• DATA SUPPLIED:

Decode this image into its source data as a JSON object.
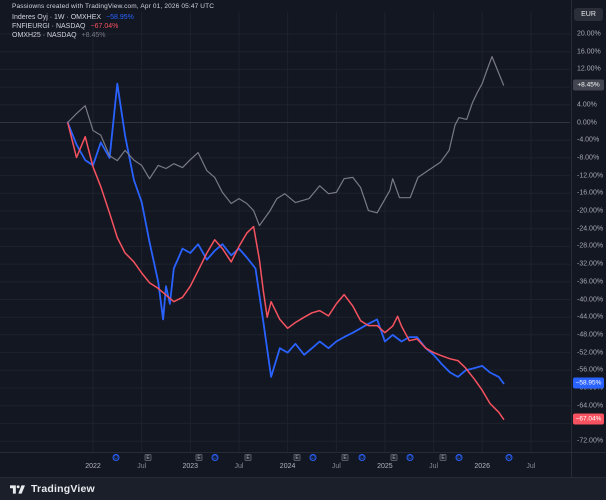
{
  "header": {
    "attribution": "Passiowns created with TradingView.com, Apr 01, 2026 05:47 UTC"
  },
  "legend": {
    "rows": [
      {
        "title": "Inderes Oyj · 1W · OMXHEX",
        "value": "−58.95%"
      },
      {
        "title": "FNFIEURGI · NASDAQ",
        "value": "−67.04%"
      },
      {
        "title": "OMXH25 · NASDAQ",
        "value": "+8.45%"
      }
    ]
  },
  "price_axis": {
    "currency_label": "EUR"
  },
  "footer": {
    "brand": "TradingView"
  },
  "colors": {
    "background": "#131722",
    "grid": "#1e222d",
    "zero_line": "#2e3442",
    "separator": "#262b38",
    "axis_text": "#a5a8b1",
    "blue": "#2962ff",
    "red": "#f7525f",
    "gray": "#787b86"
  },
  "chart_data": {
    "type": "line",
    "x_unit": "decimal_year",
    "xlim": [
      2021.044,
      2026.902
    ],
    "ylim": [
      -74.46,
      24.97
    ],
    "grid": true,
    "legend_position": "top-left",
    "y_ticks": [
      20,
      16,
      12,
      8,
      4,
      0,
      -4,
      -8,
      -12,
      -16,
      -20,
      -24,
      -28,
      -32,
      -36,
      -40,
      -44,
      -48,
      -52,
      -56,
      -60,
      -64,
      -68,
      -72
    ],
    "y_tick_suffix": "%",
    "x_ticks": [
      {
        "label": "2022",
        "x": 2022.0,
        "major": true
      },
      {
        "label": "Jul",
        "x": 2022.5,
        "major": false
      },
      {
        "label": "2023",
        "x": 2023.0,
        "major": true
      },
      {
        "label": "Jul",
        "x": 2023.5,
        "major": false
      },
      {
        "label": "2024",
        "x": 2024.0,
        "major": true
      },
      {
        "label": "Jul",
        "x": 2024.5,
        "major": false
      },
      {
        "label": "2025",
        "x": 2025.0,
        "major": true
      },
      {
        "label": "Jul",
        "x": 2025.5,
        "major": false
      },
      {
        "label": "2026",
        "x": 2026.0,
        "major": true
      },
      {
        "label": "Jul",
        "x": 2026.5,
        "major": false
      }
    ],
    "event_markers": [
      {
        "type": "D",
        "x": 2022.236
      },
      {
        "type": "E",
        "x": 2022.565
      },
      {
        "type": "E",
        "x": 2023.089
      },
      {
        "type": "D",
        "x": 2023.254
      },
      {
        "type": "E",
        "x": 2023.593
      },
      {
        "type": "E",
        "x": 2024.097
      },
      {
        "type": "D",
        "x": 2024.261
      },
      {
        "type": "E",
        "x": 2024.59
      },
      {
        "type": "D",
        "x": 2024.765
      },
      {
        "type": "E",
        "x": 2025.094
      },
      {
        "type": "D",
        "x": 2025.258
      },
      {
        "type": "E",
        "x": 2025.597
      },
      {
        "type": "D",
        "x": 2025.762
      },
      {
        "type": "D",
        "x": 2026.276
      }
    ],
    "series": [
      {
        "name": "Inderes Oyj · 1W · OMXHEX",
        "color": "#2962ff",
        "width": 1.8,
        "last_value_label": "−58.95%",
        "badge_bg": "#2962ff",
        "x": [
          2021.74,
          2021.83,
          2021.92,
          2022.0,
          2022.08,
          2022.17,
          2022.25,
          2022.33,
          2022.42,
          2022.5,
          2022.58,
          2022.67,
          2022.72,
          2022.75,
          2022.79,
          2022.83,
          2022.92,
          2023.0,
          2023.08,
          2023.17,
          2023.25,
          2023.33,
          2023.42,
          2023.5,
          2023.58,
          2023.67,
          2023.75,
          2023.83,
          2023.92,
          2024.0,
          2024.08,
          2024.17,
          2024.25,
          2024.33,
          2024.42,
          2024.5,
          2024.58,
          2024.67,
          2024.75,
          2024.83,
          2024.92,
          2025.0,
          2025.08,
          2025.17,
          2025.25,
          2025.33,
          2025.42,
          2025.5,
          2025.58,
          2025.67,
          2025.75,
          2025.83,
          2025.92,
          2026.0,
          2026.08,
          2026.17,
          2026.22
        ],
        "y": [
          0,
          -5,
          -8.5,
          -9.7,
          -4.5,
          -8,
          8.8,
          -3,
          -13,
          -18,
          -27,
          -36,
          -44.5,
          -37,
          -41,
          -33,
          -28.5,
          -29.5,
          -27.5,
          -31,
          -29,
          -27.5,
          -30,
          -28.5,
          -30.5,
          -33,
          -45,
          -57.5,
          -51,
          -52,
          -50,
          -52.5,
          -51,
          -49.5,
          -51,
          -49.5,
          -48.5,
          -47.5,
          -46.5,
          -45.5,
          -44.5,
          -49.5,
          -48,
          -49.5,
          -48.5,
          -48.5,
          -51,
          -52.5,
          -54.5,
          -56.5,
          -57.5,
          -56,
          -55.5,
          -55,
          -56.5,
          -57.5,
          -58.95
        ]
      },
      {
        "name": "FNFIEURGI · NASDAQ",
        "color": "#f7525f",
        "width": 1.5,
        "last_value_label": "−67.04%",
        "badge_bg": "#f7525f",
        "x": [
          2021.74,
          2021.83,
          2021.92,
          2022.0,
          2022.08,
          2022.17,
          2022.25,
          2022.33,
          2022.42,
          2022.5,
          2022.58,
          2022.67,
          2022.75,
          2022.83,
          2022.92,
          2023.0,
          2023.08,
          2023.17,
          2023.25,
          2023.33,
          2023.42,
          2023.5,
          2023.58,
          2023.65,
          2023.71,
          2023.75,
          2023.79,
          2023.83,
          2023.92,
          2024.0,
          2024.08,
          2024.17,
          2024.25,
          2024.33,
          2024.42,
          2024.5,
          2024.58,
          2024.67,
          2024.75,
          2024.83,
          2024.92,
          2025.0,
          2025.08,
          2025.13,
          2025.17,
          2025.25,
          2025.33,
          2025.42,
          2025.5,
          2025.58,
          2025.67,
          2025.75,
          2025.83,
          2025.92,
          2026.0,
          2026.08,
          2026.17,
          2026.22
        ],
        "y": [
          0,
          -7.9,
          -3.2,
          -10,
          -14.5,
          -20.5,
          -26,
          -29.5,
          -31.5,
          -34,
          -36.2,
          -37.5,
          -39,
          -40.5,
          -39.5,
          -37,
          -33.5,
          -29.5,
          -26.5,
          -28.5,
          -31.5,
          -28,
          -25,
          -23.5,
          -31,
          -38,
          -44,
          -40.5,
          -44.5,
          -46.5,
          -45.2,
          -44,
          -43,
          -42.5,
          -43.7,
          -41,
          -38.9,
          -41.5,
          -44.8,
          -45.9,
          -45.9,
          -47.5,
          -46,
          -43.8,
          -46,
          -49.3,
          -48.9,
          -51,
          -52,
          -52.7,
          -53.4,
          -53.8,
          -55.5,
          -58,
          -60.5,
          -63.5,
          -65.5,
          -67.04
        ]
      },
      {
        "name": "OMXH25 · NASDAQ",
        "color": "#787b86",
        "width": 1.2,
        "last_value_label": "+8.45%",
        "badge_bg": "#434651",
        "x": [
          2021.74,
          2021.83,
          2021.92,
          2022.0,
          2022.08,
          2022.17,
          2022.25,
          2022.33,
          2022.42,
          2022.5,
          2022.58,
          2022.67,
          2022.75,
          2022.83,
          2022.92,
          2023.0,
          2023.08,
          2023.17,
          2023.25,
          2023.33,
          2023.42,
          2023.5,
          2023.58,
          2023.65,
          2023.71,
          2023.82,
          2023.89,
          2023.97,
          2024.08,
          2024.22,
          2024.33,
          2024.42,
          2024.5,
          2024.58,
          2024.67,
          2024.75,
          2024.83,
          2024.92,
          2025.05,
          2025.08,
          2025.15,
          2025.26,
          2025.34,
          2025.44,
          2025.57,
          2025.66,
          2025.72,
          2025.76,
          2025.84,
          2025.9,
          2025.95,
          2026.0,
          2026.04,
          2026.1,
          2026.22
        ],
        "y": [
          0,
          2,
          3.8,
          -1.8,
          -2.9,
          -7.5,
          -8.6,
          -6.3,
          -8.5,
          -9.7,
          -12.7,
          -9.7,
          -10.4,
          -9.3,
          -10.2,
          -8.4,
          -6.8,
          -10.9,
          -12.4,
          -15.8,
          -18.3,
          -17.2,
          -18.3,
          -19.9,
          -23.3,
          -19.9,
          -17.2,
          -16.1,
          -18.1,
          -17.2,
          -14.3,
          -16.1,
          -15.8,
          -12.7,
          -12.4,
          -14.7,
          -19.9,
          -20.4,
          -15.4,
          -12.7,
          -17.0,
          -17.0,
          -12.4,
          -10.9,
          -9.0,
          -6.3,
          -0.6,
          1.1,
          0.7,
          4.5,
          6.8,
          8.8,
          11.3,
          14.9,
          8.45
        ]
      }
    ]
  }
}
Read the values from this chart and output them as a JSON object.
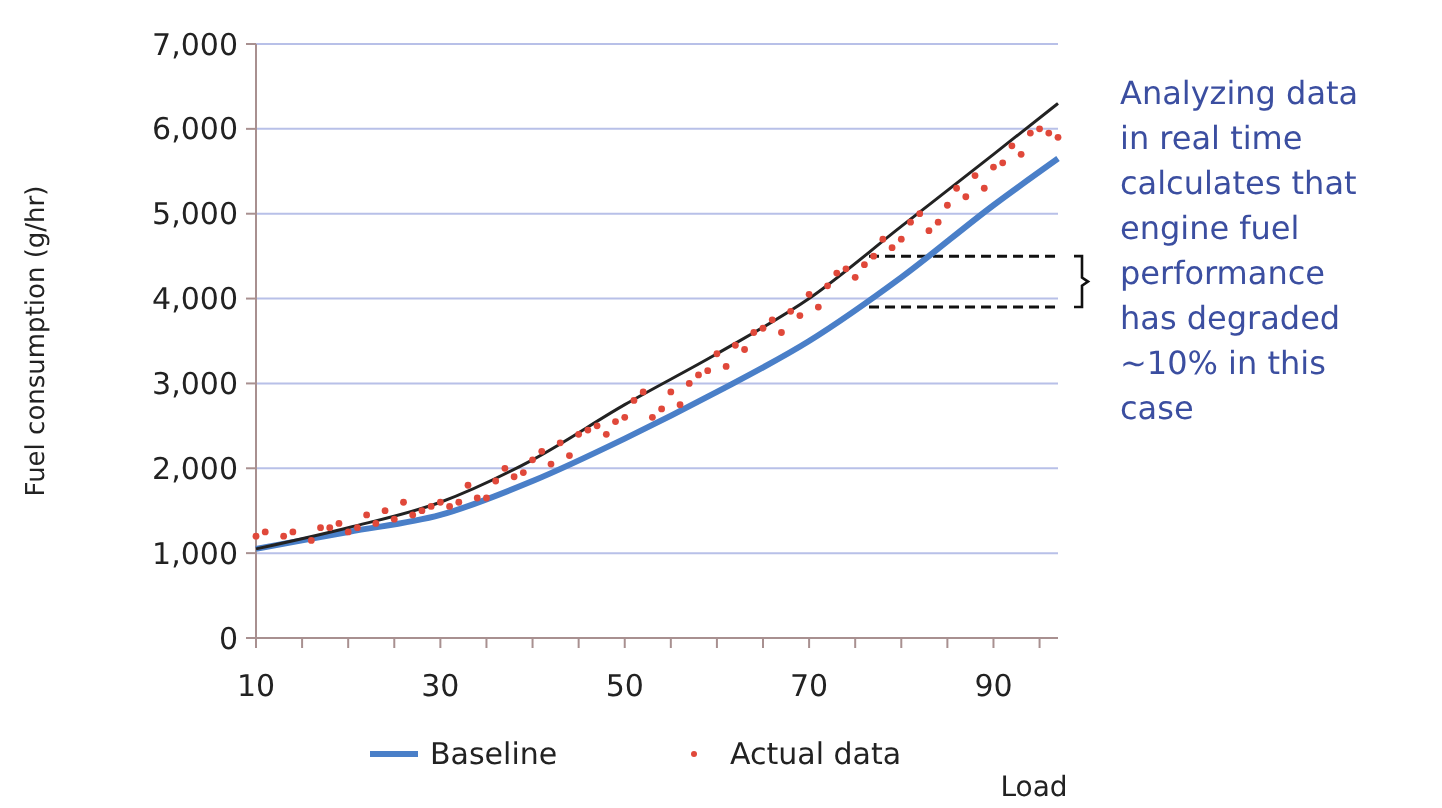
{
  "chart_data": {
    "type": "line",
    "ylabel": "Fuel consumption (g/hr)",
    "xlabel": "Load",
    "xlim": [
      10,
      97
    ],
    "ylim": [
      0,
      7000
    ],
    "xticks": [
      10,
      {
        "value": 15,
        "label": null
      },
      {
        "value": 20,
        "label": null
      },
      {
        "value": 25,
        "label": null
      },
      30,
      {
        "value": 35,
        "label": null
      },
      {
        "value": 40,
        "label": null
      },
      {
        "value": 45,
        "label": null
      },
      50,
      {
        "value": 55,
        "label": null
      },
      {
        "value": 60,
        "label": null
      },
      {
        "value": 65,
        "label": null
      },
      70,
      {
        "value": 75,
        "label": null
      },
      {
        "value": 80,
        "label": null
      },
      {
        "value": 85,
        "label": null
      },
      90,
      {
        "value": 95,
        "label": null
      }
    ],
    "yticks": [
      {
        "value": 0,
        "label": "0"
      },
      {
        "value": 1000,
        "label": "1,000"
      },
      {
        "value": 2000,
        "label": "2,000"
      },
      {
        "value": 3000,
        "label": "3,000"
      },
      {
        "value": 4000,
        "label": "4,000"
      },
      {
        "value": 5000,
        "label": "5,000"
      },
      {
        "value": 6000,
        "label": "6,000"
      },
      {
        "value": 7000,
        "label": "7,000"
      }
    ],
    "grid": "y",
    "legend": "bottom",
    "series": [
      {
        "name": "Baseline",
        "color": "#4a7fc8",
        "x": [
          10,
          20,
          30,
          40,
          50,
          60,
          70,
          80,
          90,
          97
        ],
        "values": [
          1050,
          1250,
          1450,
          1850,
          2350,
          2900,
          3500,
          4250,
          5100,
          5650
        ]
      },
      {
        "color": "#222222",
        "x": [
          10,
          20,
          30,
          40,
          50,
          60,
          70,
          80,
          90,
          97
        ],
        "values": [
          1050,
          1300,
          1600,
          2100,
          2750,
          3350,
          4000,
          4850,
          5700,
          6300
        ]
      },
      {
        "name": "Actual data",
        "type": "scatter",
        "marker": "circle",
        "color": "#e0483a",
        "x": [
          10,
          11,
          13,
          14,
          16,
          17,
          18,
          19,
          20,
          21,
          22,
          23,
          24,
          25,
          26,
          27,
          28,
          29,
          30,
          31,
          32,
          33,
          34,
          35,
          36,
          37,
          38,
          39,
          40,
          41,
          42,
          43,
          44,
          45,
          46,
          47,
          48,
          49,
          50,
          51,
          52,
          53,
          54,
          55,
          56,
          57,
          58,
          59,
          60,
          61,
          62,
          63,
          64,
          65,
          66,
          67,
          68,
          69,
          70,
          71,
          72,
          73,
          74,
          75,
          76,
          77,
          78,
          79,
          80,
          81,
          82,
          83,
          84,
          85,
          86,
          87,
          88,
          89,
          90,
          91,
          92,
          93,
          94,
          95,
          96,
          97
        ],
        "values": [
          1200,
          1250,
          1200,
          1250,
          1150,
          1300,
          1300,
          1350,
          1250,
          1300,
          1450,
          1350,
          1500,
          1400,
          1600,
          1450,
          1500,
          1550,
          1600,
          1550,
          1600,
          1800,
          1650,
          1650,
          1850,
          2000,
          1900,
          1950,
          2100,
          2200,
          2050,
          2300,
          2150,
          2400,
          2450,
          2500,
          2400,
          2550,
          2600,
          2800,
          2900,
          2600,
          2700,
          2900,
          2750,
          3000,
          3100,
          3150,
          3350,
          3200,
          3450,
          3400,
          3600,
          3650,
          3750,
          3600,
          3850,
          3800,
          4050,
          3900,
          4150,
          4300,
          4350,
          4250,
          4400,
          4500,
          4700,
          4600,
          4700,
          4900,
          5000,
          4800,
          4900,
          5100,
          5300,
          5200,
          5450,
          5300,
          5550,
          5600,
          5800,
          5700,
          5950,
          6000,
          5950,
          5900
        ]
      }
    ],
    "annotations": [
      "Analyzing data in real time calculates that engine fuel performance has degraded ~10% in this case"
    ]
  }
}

• PROBLEM DESCRIPTION:
Looking at the records above, count the lines where the word "this" appears. State only the number.

• EXERCISE SOLUTION:
3